======== SOURCE EXTRACT ========
How an unprotected backup drive exposed details on Russia’s surveillance system
  • The exposed data includes schematics, administrative credentials, email archives, office spreadsheets, backup files, and other materials relating to telecom infrastructure projects.
  • The exposed data also includes photographs and installation instructions for SORM.

What is the issue?

An unprotected backup drive that contains 1.7 terabytes of data has exposed the installation details of SORM hardware by Nokia in coordination with Mobile TeleSystems (MTS).

What is SORM?

System for Operative Investigative Activities, also known as SORM is a surveillance system by which telecommunications can be intercepted and inspected by Russia’s FSB and other law enforcement agencies.

  • Russian authorities use this system to monitor, log, and enforce blacklist censorship on traffic passing through the telecom service provider's network.
  • SORM system can access user IDs, emails, text messages, IP addresses, phone numbers, and more.
========
According to the source extract, how much data does the unprotected backup drive contain?
======== PROVIDED RECORDS ========
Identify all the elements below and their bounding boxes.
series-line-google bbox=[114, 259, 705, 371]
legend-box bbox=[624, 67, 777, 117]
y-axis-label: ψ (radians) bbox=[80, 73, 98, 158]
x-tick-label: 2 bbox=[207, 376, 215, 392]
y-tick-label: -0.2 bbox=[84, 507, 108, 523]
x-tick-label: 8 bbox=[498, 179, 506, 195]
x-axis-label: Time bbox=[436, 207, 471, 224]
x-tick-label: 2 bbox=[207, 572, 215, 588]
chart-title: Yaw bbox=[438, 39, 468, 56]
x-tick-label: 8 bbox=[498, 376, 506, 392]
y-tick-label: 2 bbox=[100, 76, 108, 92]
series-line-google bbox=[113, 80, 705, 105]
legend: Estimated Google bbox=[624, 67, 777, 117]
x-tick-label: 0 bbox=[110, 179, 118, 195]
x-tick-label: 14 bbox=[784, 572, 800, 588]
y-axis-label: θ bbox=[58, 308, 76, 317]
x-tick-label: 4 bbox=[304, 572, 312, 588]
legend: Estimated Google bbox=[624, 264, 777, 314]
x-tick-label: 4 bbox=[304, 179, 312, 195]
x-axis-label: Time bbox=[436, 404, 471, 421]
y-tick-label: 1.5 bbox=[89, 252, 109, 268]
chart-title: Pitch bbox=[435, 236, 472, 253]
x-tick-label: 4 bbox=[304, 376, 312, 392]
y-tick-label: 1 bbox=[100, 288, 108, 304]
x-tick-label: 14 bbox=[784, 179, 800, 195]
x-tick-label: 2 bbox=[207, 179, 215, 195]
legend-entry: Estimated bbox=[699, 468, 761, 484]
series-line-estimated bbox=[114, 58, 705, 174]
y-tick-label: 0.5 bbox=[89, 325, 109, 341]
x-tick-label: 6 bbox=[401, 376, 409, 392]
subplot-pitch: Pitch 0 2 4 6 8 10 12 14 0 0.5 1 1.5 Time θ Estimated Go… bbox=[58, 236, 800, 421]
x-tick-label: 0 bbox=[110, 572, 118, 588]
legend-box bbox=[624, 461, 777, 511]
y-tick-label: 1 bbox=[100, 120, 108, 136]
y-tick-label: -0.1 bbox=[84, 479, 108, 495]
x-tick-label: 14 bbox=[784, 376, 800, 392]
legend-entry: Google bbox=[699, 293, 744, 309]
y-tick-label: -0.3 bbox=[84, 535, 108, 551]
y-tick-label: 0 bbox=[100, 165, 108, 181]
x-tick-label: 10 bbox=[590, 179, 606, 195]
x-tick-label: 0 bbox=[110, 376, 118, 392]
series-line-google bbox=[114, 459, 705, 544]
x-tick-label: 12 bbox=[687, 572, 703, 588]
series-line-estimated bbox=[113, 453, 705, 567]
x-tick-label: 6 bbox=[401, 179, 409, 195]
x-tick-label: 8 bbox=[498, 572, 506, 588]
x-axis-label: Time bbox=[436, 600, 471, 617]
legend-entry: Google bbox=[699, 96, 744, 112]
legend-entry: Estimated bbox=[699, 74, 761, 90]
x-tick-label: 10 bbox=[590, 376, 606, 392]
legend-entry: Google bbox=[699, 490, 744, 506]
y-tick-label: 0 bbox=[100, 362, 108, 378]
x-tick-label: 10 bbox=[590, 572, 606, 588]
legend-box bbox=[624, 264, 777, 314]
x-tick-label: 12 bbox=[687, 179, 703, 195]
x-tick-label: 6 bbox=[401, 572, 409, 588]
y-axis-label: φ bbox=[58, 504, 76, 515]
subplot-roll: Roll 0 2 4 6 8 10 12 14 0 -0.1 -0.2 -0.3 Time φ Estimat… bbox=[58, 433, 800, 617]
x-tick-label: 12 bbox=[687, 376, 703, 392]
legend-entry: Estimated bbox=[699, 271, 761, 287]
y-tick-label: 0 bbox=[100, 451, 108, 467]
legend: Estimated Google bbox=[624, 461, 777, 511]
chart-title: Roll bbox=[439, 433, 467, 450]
========
SOLUTION FOR THIS TASK
The unprotected backup drive contains 1.7 terabytes of data.